# [Requirement]
Format the material as a Markdown table with the columns Row and Line. Start at its first line and continue up to and including the line containing "300, 1057, 383]", numbering each row and leaving out blank lines.

----

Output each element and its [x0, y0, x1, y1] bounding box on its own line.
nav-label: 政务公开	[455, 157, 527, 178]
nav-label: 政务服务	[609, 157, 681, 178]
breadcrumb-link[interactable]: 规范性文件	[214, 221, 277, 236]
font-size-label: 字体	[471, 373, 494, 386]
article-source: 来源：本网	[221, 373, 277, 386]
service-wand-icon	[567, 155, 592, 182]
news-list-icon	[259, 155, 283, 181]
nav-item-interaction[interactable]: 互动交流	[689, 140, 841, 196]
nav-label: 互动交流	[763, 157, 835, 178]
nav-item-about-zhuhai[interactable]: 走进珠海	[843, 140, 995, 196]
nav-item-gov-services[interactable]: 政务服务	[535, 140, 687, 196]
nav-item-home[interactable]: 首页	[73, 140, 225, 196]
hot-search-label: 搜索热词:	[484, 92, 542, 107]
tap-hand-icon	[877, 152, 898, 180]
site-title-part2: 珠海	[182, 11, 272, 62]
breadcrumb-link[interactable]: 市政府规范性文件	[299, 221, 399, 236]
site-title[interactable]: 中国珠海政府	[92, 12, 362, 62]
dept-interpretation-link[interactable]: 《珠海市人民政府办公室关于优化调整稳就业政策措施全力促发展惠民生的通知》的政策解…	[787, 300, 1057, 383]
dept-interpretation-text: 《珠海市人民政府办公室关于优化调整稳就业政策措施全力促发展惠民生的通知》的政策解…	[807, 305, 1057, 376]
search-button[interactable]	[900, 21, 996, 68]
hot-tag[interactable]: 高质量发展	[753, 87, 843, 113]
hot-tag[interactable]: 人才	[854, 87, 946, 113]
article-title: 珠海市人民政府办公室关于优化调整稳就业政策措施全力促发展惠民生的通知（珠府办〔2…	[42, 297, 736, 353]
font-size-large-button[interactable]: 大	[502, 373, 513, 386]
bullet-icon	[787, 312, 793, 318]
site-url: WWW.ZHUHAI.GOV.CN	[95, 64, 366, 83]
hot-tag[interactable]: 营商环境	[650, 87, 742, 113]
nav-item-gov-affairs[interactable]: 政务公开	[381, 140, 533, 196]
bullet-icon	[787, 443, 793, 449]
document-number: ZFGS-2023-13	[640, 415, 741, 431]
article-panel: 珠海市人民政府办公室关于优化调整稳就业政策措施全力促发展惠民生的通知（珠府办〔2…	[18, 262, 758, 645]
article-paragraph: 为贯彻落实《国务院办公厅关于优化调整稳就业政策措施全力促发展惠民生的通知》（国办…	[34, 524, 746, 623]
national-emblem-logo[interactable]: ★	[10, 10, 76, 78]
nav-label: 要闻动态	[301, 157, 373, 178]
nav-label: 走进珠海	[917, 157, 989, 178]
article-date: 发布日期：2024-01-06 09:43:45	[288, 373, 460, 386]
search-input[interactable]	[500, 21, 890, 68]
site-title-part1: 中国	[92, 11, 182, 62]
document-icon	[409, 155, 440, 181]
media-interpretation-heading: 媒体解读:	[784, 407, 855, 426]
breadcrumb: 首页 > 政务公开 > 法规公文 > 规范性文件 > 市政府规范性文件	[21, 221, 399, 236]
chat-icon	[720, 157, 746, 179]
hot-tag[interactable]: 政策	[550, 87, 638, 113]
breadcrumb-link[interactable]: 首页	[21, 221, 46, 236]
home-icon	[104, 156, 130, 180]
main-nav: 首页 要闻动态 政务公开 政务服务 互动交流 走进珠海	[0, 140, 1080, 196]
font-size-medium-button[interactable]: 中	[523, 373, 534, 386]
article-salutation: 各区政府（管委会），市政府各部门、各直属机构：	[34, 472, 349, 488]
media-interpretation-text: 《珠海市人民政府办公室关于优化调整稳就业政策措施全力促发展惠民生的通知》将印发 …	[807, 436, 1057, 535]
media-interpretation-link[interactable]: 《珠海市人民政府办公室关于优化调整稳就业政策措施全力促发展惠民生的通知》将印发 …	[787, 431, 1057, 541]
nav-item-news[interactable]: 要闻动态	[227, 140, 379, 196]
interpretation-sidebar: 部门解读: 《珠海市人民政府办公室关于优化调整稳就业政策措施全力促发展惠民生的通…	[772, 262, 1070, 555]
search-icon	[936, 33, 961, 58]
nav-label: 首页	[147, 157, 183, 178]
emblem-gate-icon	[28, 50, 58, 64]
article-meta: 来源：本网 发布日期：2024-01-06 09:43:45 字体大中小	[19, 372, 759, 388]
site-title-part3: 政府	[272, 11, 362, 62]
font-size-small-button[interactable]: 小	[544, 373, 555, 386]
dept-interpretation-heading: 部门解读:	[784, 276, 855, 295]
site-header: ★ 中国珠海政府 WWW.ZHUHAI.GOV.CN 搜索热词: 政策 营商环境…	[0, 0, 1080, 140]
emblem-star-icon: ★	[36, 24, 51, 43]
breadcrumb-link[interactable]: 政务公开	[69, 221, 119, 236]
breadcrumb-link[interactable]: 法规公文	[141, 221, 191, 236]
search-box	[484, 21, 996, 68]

----

# [Problem solution]
| Row | Line |
|---|---|
| 1 | Output each element and its [x0, y0, x1, y1] bounding box on its own line. |
| 2 | nav-label: 政务公开	[455, 157, 527, 178] |
| 3 | nav-label: 政务服务	[609, 157, 681, 178] |
| 4 | breadcrumb-link[interactable]: 规范性文件	[214, 221, 277, 236] |
| 5 | font-size-label: 字体	[471, 373, 494, 386] |
| 6 | article-source: 来源：本网	[221, 373, 277, 386] |
| 7 | service-wand-icon	[567, 155, 592, 182] |
| 8 | news-list-icon	[259, 155, 283, 181] |
| 9 | nav-item-interaction[interactable]: 互动交流	[689, 140, 841, 196] |
| 10 | nav-label: 互动交流	[763, 157, 835, 178] |
| 11 | nav-item-about-zhuhai[interactable]: 走进珠海	[843, 140, 995, 196] |
| 12 | nav-item-gov-services[interactable]: 政务服务	[535, 140, 687, 196] |
| 13 | nav-item-home[interactable]: 首页	[73, 140, 225, 196] |
| 14 | hot-search-label: 搜索热词:	[484, 92, 542, 107] |
| 15 | tap-hand-icon	[877, 152, 898, 180] |
| 16 | site-title-part2: 珠海	[182, 11, 272, 62] |
| 17 | breadcrumb-link[interactable]: 市政府规范性文件	[299, 221, 399, 236] |
| 18 | site-title[interactable]: 中国珠海政府	[92, 12, 362, 62] |
| 19 | dept-interpretation-link[interactable]: 《珠海市人民政府办公室关于优化调整稳就业政策措施全力促发展惠民生的通知》的政策解…	[787, 300, 1057, 383] |